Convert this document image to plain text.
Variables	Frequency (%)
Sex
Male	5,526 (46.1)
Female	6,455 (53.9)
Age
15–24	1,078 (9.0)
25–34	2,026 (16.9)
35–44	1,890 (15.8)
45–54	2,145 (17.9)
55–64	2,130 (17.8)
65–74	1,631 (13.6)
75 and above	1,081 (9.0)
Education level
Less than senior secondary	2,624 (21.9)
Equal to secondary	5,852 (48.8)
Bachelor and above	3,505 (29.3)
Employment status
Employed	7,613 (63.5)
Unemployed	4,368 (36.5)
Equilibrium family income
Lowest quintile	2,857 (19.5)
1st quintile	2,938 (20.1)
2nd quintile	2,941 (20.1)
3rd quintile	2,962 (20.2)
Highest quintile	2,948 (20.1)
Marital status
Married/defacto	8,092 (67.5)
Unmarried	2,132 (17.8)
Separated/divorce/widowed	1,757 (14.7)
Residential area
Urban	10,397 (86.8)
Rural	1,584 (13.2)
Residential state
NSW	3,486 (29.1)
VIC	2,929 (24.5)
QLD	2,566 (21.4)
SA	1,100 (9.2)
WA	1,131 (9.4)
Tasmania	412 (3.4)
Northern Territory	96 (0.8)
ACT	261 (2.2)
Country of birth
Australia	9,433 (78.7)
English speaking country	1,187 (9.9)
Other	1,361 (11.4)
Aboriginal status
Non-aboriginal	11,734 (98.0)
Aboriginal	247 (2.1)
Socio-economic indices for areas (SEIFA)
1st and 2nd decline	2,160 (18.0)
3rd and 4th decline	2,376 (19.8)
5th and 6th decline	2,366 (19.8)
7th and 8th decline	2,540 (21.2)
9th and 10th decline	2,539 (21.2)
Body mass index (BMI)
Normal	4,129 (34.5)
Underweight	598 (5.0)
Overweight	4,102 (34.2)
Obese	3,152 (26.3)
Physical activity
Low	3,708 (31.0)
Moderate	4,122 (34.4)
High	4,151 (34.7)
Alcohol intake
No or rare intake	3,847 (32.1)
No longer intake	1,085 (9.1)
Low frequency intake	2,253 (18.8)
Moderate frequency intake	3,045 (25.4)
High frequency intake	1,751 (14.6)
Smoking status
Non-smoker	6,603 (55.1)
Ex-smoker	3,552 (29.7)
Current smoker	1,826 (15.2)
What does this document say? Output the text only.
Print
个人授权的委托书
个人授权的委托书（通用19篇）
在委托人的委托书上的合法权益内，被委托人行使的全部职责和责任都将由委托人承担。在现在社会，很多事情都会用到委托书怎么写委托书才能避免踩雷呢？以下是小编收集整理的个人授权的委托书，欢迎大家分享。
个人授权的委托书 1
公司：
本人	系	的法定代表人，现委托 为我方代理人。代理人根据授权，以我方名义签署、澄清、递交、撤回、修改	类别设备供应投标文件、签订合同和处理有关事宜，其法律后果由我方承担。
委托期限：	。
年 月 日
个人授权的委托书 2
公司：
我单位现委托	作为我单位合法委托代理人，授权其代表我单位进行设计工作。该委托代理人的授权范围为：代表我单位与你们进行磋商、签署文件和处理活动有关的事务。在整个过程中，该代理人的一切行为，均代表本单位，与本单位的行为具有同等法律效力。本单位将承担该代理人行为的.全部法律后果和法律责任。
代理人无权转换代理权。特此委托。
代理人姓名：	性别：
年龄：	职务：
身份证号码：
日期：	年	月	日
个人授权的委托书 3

### Task requirements
Find the word "this" in the records and pull out each line that has it.

### Expected output
Convert this document image to plain text.
What does this document say? Output the text only.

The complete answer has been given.